Print the listing below exactly.

"""

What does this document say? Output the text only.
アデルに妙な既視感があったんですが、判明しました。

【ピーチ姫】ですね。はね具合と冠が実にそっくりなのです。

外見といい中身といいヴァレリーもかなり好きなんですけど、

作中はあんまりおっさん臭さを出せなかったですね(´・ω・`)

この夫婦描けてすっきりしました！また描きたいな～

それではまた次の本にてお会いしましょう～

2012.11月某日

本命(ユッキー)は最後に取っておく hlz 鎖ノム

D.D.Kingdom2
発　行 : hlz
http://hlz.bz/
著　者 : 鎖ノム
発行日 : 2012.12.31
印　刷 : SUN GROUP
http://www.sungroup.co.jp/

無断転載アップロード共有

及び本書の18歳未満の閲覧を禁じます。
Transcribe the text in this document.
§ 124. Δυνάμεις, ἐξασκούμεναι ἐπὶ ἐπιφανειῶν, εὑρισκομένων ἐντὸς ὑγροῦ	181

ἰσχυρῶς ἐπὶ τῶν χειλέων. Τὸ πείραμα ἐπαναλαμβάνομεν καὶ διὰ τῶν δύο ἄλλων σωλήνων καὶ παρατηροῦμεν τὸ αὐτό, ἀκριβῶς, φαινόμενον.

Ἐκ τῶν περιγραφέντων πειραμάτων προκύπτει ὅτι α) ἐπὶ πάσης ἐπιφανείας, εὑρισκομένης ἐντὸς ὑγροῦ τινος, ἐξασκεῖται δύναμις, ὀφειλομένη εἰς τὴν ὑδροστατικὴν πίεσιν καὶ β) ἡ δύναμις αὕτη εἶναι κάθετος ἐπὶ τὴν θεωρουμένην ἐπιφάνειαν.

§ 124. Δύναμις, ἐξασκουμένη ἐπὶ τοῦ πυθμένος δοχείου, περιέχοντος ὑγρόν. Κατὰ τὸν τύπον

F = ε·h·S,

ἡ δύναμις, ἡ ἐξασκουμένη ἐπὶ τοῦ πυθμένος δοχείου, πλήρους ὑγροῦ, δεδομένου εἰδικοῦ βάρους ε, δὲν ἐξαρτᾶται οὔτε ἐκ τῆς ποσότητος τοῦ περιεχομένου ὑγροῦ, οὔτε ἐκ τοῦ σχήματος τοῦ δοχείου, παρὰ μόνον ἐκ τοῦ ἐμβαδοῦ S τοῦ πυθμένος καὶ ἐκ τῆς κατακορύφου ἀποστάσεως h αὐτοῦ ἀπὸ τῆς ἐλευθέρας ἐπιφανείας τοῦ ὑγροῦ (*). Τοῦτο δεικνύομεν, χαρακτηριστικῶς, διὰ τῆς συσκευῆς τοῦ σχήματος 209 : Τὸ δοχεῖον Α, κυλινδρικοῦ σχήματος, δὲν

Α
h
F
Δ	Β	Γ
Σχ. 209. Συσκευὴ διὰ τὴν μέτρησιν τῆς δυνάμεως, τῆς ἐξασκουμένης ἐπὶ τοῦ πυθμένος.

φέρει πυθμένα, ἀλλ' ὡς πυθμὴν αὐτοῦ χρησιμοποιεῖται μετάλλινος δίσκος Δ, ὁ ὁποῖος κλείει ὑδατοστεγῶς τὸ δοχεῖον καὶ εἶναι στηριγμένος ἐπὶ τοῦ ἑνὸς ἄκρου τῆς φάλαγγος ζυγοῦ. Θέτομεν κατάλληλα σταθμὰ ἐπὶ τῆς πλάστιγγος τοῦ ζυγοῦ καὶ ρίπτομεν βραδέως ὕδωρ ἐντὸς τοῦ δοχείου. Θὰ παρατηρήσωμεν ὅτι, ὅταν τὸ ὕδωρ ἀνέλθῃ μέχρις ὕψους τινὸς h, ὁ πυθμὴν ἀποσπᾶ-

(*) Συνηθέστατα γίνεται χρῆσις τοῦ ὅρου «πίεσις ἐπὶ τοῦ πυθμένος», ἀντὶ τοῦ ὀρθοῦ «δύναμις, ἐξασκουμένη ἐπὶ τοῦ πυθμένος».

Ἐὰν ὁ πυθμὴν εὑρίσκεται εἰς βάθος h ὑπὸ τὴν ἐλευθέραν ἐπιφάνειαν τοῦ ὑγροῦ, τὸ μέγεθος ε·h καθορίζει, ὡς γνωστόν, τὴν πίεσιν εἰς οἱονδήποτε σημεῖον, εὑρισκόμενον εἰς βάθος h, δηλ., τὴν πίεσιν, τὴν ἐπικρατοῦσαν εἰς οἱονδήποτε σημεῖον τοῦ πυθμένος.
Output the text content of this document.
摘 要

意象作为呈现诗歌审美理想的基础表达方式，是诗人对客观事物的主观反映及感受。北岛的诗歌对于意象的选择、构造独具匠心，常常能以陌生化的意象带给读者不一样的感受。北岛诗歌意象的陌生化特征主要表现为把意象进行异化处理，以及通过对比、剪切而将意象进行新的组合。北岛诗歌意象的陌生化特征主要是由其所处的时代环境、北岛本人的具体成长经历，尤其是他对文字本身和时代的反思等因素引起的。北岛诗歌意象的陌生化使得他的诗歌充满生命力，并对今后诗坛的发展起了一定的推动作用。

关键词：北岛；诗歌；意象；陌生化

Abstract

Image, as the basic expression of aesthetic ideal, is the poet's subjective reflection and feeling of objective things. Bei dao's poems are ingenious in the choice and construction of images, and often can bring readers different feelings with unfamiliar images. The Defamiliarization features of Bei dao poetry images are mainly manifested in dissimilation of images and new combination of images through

"""

### RESPONSE
What does this document say? Output the text only.
アデルに妙な既視感があったんですが、判明しました。

【ピーチ姫】ですね。はね具合と冠が実にそっくりなのです。

外見といい中身といいヴァレリーもかなり好きなんですけど、

作中はあんまりおっさん臭さを出せなかったですね(´・ω・`)

この夫婦描けてすっきりしました！また描きたいな～

それではまた次の本にてお会いしましょう～

2012.11月某日

本命(ユッキー)は最後に取っておく hlz 鎖ノム

D.D.Kingdom2
発　行 : hlz
http://hlz.bz/
著　者 : 鎖ノム
発行日 : 2012.12.31
印　刷 : SUN GROUP
http://www.sungroup.co.jp/

無断転載アップロード共有

及び本書の18歳未満の閲覧を禁じます。
Transcribe the text in this document.
§ 124. Δυνάμεις, ἐξασκούμεναι ἐπὶ ἐπιφανειῶν, εὑρισκομένων ἐντὸς ὑγροῦ	181

ἰσχυρῶς ἐπὶ τῶν χειλέων. Τὸ πείραμα ἐπαναλαμβάνομεν καὶ διὰ τῶν δύο ἄλλων σωλήνων καὶ παρατηροῦμεν τὸ αὐτό, ἀκριβῶς, φαινόμενον.

Ἐκ τῶν περιγραφέντων πειραμάτων προκύπτει ὅτι α) ἐπὶ πάσης ἐπιφανείας, εὑρισκομένης ἐντὸς ὑγροῦ τινος, ἐξασκεῖται δύναμις, ὀφειλομένη εἰς τὴν ὑδροστατικὴν πίεσιν καὶ β) ἡ δύναμις αὕτη εἶναι κάθετος ἐπὶ τὴν θεωρουμένην ἐπιφάνειαν.

§ 124. Δύναμις, ἐξασκουμένη ἐπὶ τοῦ πυθμένος δοχείου, περιέχοντος ὑγρόν. Κατὰ τὸν τύπον

F = ε·h·S,

ἡ δύναμις, ἡ ἐξασκουμένη ἐπὶ τοῦ πυθμένος δοχείου, πλήρους ὑγροῦ, δεδομένου εἰδικοῦ βάρους ε, δὲν ἐξαρτᾶται οὔτε ἐκ τῆς ποσότητος τοῦ περιεχομένου ὑγροῦ, οὔτε ἐκ τοῦ σχήματος τοῦ δοχείου, παρὰ μόνον ἐκ τοῦ ἐμβαδοῦ S τοῦ πυθμένος καὶ ἐκ τῆς κατακορύφου ἀποστάσεως h αὐτοῦ ἀπὸ τῆς ἐλευθέρας ἐπιφανείας τοῦ ὑγροῦ (*). Τοῦτο δεικνύομεν, χαρακτηριστικῶς, διὰ τῆς συσκευῆς τοῦ σχήματος 209 : Τὸ δοχεῖον Α, κυλινδρικοῦ σχήματος, δὲν

Α
h
F
Δ	Β	Γ
Σχ. 209. Συσκευὴ διὰ τὴν μέτρησιν τῆς δυνάμεως, τῆς ἐξασκουμένης ἐπὶ τοῦ πυθμένος.

φέρει πυθμένα, ἀλλ' ὡς πυθμὴν αὐτοῦ χρησιμοποιεῖται μετάλλινος δίσκος Δ, ὁ ὁποῖος κλείει ὑδατοστεγῶς τὸ δοχεῖον καὶ εἶναι στηριγμένος ἐπὶ τοῦ ἑνὸς ἄκρου τῆς φάλαγγος ζυγοῦ. Θέτομεν κατάλληλα σταθμὰ ἐπὶ τῆς πλάστιγγος τοῦ ζυγοῦ καὶ ρίπτομεν βραδέως ὕδωρ ἐντὸς τοῦ δοχείου. Θὰ παρατηρήσωμεν ὅτι, ὅταν τὸ ὕδωρ ἀνέλθῃ μέχρις ὕψους τινὸς h, ὁ πυθμὴν ἀποσπᾶ-

(*) Συνηθέστατα γίνεται χρῆσις τοῦ ὅρου «πίεσις ἐπὶ τοῦ πυθμένος», ἀντὶ τοῦ ὀρθοῦ «δύναμις, ἐξασκουμένη ἐπὶ τοῦ πυθμένος».

Ἐὰν ὁ πυθμὴν εὑρίσκεται εἰς βάθος h ὑπὸ τὴν ἐλευθέραν ἐπιφάνειαν τοῦ ὑγροῦ, τὸ μέγεθος ε·h καθορίζει, ὡς γνωστόν, τὴν πίεσιν εἰς οἱονδήποτε σημεῖον, εὑρισκόμενον εἰς βάθος h, δηλ., τὴν πίεσιν, τὴν ἐπικρατοῦσαν εἰς οἱονδήποτε σημεῖον τοῦ πυθμένος.
Output the text content of this document.
摘 要

意象作为呈现诗歌审美理想的基础表达方式，是诗人对客观事物的主观反映及感受。北岛的诗歌对于意象的选择、构造独具匠心，常常能以陌生化的意象带给读者不一样的感受。北岛诗歌意象的陌生化特征主要表现为把意象进行异化处理，以及通过对比、剪切而将意象进行新的组合。北岛诗歌意象的陌生化特征主要是由其所处的时代环境、北岛本人的具体成长经历，尤其是他对文字本身和时代的反思等因素引起的。北岛诗歌意象的陌生化使得他的诗歌充满生命力，并对今后诗坛的发展起了一定的推动作用。

关键词：北岛；诗歌；意象；陌生化

Abstract

Image, as the basic expression of aesthetic ideal, is the poet's subjective reflection and feeling of objective things. Bei dao's poems are ingenious in the choice and construction of images, and often can bring readers different feelings with unfamiliar images. The Defamiliarization features of Bei dao poetry images are mainly manifested in dissimilation of images and new combination of images through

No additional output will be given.